WHAT THIS TASK INVOLVES: Repeat all entries exactly.
******
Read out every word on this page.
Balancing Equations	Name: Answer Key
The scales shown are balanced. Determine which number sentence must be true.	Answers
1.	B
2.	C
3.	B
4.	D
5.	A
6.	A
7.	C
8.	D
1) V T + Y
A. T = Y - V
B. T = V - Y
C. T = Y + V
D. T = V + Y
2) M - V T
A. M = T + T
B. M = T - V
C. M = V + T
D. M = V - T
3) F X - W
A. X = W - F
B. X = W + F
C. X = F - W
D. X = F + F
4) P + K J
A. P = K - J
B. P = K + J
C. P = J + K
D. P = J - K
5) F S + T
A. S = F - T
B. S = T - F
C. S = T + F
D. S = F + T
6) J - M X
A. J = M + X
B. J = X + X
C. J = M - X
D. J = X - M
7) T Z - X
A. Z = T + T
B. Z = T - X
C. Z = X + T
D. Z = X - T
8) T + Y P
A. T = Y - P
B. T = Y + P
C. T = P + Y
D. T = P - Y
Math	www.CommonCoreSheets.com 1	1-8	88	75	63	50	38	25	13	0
******
FULL SOLUTION:
Read out every word on this page.
Balancing Equations	Name: Answer Key
The scales shown are balanced. Determine which number sentence must be true.	Answers
1.	B
2.	C
3.	B
4.	D
5.	A
6.	A
7.	C
8.	D
1) V T + Y
A. T = Y - V
B. T = V - Y
C. T = Y + V
D. T = V + Y
2) M - V T
A. M = T + T
B. M = T - V
C. M = V + T
D. M = V - T
3) F X - W
A. X = W - F
B. X = W + F
C. X = F - W
D. X = F + F
4) P + K J
A. P = K - J
B. P = K + J
C. P = J + K
D. P = J - K
5) F S + T
A. S = F - T
B. S = T - F
C. S = T + F
D. S = F + T
6) J - M X
A. J = M + X
B. J = X + X
C. J = M - X
D. J = X - M
7) T Z - X
A. Z = T + T
B. Z = T - X
C. Z = X + T
D. Z = X - T
8) T + Y P
A. T = Y - P
B. T = Y + P
C. T = P + Y
D. T = P - Y
Math	www.CommonCoreSheets.com 1	1-8	88	75	63	50	38	25	13	0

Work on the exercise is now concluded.